### TEXT EXCERPT
As short overviews of the problems with corporate governance in America go, you could do worse than Clive Crook’s piece in this month’s Atlantic. But after pointing out that shareholder oversight is often ridiculously lax, that many mangers and CEOs have had carte blanche to loot and pillage the companies they’re supposed to be running, and that the “division of capitalism’s spoils has become more lopsided in recent years,” Crook strangely argues that we shouldn’t worry too much:
Beyond [Sarbanes-Oxley], what [should be done]? “First, do no harm” is a good rule. Modern American capitalism has charges to answer, but it is best to keep a sense of proportion. The U.S. economy remains the most productive—and by almost any measure the most successful—in the world. …. America’s economic pre-eminence must have something to do with its distinctive business model, the very model many people now question—which in different ways continues to reward success more generously and punish failure more brutally… than the milder systems to be found in, for instance, Europe and Japan.
And then says “it all comes down to traditional values,” whatever that means. No major reforms necessary. The system that produced Enron and Tyco basically works and we should leave it in place.
But it’s doubtful that “leaving well enough alone” is the best option. We don’t even need to get into “business model” comparisons with Europe and Japan. (These things tend to go back and forth anyway—in the 1980s, it seemed like the bank-centered system of financing business as seen in, say, Germany, was the better model; nowadays the Anglo-Saxon “stock-market centered” model is held in higher regard. Perhaps in a few years the pendulum will swing back again. Who knows?) It’s far more instructive to compare companies within the United States.
A 2003 Harvard University/Wharton School paper entitled “Corporate Governance and Equity Prices” ranked 1,500 companies in terms of management power, sorting firms into a Democracy Portfolio (firms in which shareholder rights were strongest) and a Dictatorship Portfolio (firms in which managers were subject to less oversight). Shockingly—or not—the democratic firms outperformed the dictatorship firms by 8.5 percentage points per year throughout the 1990s.

### STORED DATA
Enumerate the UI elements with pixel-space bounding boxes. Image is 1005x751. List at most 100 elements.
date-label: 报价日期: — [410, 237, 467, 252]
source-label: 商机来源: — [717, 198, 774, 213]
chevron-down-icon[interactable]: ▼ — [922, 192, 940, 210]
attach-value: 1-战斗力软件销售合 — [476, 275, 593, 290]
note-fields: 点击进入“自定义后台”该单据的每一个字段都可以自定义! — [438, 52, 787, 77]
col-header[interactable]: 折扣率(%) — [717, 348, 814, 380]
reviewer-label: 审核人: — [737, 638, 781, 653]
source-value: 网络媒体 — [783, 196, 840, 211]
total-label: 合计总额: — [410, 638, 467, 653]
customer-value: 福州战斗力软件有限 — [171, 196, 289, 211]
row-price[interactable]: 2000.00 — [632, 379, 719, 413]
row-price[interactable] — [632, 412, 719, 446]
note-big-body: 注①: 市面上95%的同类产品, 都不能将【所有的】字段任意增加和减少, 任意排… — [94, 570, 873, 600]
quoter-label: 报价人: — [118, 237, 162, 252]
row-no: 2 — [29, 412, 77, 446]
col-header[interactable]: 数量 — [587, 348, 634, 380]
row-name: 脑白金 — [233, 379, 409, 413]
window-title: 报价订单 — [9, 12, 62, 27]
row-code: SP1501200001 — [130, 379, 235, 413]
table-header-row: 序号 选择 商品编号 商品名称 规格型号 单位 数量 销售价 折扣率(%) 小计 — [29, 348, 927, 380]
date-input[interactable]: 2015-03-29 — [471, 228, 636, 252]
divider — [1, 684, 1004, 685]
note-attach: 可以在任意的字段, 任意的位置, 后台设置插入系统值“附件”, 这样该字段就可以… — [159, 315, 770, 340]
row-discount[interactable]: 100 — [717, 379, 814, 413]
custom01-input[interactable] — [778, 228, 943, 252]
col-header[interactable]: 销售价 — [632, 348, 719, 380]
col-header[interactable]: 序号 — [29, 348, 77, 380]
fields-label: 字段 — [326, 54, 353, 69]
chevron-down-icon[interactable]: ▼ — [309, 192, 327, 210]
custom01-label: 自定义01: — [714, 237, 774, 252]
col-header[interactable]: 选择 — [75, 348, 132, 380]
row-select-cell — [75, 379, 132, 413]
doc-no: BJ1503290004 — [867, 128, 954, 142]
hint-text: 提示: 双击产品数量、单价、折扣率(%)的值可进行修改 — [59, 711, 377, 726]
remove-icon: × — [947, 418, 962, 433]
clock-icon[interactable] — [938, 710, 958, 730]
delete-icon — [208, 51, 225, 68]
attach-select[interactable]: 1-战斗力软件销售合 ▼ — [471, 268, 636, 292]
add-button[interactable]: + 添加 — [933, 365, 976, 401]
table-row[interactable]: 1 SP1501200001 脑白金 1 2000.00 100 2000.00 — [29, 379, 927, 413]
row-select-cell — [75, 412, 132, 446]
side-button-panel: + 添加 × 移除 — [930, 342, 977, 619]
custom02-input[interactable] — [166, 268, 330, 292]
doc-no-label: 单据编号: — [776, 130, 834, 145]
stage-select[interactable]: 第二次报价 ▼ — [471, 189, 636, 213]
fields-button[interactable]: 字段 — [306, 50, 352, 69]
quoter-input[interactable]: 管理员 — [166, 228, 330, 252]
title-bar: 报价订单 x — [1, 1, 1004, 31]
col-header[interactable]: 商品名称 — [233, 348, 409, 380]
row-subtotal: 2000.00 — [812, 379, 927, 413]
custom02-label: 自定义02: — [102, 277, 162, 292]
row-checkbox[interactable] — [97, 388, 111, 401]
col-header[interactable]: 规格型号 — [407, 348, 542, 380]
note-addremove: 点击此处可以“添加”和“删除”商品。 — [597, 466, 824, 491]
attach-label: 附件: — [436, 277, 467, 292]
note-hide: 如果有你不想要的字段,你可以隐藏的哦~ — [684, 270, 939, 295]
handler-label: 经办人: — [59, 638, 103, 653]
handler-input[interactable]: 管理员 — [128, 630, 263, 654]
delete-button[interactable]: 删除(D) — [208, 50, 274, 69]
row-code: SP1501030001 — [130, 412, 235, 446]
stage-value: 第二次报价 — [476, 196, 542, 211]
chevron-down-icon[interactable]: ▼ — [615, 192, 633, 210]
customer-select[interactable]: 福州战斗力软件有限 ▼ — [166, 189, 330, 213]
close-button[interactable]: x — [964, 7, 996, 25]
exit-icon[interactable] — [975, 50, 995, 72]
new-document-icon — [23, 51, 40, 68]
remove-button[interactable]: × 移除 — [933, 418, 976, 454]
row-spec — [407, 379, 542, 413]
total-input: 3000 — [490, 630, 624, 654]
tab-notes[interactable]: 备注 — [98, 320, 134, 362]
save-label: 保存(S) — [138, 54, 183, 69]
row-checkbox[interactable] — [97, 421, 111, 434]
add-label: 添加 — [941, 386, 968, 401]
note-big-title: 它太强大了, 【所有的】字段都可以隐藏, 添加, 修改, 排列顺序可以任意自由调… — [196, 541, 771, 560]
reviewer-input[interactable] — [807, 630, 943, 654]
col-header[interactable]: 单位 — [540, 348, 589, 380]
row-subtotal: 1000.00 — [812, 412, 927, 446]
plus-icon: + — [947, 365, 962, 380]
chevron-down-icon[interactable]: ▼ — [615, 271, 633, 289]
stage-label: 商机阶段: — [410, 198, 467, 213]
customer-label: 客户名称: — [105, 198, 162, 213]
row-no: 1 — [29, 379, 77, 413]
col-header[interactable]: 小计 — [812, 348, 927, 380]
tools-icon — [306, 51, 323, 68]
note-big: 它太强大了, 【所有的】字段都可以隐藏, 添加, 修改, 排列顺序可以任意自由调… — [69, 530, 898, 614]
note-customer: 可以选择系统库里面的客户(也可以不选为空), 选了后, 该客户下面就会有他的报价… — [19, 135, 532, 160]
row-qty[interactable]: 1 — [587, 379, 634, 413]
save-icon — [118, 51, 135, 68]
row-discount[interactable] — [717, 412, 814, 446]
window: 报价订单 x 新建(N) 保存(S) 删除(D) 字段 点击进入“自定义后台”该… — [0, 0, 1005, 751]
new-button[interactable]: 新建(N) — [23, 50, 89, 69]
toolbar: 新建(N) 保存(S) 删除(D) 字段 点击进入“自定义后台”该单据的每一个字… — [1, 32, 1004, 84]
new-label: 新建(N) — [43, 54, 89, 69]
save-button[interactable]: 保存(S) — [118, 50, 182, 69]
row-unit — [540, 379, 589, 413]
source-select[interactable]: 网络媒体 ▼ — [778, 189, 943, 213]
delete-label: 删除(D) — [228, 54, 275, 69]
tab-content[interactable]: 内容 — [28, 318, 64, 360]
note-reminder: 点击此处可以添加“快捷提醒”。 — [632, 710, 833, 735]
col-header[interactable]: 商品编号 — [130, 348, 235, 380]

### WORK REQUIRED
Pick up the piece on American corporate governance and write what comes after its final sentence. The rows come from a separate source unrelated to the text above them.

### RESPONSE TO THE TASK
If you believe that’s a good thing, then stronger corporate governance doesn’t just make things “nicer” or “fairer” and stick it to “greedy” CEOs—it actually makes better economic sense in many cases. It’s hard to believe, as Crook suggests, that “lower standards of corporate governance” is the price we simply must pay for high productivity growth in the United States. The two can go together.
Now obviously from a left-liberal perspective, reform is never as easy as simply making sure that shareholders—or the mutual funds that vote most of the proxies today—are exercising oversight. This country also went through a “shareholder revolution” in the 1980s, driven in part by public funds like CalPERS, that forced managers to focus heavily on short-term profit maximization, and what we got was a wave of useless mergers and endless “restructuring”—laying off workers, busting unions, slashing wages—that may or may not actually boost profits (it’s surprisingly hard to tell) but is certainly a nightmare for everyone else. (Fun tidbit: A British Medical Journal study found that those workers who survived major “restructuring” campaigns vastly increased their risk of cardiovascular disease.) But it seems like somewhere along the line a decent balance can be struck, and we’re almost certainly not at that point right now.